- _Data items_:

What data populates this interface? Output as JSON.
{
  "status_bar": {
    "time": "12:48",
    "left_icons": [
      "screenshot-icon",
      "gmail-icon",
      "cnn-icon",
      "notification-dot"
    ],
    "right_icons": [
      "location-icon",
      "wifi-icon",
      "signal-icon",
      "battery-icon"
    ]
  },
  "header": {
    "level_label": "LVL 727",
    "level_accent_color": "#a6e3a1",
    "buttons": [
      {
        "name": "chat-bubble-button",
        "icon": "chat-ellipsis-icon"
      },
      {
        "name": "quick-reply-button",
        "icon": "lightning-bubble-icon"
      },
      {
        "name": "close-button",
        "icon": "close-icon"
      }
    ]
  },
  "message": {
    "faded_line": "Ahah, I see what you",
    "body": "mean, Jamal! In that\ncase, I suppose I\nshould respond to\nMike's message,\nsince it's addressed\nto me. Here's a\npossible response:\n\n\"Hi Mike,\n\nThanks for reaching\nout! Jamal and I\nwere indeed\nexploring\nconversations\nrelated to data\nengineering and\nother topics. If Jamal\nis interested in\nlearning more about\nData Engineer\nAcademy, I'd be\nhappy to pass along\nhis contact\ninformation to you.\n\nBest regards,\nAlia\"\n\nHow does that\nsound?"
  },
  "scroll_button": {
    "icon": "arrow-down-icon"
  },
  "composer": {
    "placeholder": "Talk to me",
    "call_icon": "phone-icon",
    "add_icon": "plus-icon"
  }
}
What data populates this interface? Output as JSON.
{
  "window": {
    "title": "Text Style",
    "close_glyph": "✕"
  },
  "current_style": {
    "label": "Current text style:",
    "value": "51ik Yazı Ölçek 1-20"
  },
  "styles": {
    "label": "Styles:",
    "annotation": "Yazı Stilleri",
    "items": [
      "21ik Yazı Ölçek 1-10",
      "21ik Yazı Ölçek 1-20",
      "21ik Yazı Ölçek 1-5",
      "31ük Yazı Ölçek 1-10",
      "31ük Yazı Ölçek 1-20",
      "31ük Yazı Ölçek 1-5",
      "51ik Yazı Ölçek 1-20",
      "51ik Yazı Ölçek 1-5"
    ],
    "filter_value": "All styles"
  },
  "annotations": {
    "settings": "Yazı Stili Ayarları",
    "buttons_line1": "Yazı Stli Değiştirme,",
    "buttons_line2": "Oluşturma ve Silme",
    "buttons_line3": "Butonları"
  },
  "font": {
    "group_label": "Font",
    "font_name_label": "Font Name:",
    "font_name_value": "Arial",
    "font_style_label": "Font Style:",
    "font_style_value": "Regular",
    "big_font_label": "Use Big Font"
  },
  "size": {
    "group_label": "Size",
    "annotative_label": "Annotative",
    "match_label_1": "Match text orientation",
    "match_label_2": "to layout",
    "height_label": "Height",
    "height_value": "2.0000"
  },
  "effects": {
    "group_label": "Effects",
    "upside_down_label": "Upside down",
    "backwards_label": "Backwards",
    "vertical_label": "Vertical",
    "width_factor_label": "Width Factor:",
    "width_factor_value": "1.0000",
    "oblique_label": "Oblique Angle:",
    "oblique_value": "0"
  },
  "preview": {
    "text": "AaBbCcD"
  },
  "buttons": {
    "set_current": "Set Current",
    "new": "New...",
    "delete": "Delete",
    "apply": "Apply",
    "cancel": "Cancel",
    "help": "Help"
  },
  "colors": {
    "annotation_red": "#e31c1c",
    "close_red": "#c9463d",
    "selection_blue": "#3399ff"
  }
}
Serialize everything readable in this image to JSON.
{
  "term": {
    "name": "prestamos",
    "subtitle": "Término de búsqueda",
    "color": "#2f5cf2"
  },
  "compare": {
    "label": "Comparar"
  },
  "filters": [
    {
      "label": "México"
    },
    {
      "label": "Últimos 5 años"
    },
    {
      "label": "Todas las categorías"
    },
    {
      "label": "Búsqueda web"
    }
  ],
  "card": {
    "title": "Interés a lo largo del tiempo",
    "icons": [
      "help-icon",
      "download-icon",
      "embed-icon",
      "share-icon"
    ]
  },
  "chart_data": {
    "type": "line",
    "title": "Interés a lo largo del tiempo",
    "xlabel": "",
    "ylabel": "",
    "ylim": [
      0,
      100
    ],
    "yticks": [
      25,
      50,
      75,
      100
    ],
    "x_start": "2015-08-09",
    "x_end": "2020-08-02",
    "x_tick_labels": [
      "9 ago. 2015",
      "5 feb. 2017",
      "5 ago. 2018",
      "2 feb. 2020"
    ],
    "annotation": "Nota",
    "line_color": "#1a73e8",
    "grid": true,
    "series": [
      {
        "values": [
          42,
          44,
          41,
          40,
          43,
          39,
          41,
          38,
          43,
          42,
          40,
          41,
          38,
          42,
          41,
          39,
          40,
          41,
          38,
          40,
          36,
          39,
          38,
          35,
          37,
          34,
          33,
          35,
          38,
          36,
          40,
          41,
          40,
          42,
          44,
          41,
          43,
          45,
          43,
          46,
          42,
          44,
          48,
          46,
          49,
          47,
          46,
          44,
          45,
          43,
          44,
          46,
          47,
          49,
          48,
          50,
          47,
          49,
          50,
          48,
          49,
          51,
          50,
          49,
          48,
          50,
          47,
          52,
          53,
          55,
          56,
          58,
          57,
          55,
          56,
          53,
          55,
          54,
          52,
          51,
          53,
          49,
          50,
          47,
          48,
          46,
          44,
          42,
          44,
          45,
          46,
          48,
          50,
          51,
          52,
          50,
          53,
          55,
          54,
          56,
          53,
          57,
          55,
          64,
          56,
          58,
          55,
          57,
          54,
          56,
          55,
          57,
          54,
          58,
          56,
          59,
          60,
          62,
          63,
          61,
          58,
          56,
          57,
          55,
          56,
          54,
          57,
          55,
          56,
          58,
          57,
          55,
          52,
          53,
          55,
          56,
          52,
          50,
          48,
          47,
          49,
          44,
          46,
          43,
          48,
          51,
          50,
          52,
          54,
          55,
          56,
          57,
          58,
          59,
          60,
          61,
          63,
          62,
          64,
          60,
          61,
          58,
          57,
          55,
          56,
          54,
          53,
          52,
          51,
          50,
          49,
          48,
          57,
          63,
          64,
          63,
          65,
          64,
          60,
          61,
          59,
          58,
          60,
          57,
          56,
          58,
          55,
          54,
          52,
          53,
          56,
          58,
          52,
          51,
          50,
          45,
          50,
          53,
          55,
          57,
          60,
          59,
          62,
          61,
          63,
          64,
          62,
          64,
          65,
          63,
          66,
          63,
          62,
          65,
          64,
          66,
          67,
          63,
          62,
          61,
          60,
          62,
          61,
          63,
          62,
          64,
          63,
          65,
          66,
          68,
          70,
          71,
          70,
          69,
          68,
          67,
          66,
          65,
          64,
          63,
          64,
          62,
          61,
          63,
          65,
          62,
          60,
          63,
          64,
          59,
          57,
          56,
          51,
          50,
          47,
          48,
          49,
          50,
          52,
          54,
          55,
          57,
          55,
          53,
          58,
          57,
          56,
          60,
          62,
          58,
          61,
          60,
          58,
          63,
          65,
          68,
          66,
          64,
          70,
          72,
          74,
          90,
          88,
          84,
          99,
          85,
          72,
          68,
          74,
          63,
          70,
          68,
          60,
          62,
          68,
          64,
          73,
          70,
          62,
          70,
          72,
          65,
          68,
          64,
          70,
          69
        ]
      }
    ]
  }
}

- _Brief_: Look for "Ölçek" and pull out every line that has it.

- _Final answer_:
    "value": "51ik Yazı Ölçek 1-20"
      "21ik Yazı Ölçek 1-10",
      "21ik Yazı Ölçek 1-20",
      "21ik Yazı Ölçek 1-5",
      "31ük Yazı Ölçek 1-10",
      "31ük Yazı Ölçek 1-20",
      "31ük Yazı Ölçek 1-5",
      "51ik Yazı Ölçek 1-20",
      "51ik Yazı Ölçek 1-5"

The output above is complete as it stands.